*WRITTEN EXERCISE*
Copy each line below that contains "name".

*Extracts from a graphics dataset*
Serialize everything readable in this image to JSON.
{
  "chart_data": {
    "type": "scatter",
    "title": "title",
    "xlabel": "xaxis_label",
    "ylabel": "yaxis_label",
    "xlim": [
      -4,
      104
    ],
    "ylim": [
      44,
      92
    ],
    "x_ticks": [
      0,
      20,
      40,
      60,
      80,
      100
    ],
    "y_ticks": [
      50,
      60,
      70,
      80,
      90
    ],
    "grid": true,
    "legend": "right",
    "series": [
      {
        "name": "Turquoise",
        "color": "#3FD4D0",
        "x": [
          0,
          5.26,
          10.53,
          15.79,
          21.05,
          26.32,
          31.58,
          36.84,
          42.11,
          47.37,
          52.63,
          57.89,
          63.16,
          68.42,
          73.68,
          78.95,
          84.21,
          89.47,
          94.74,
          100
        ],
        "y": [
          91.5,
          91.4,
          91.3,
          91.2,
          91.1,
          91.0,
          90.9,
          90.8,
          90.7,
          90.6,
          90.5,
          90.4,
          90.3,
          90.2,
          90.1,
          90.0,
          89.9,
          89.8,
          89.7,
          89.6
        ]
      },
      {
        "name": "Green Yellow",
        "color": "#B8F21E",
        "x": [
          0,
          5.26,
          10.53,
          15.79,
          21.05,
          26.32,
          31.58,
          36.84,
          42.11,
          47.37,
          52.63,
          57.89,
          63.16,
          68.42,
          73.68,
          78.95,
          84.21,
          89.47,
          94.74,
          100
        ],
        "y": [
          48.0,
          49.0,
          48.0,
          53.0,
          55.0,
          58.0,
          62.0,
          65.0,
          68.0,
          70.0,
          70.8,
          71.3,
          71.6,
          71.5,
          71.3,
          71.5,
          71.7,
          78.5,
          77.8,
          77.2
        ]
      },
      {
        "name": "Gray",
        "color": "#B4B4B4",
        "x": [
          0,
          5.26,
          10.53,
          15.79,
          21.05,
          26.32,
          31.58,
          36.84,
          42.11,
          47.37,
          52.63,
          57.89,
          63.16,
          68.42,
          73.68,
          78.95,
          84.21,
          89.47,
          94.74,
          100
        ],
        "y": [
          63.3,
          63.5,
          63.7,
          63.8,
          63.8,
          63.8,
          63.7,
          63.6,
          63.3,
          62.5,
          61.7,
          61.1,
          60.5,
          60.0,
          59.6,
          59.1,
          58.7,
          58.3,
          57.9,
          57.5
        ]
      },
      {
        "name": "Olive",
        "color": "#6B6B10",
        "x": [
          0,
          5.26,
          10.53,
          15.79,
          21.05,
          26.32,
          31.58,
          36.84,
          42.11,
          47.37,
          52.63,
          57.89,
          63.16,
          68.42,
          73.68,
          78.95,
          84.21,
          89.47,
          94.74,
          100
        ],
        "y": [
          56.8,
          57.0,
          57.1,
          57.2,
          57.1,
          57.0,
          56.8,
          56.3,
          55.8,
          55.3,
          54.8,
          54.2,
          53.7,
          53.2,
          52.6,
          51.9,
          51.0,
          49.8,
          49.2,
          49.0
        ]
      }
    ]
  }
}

*RESULT FOR THIS TASK*
        "name": "Turquoise",
        "name": "Green Yellow",
        "name": "Gray",
        "name": "Olive",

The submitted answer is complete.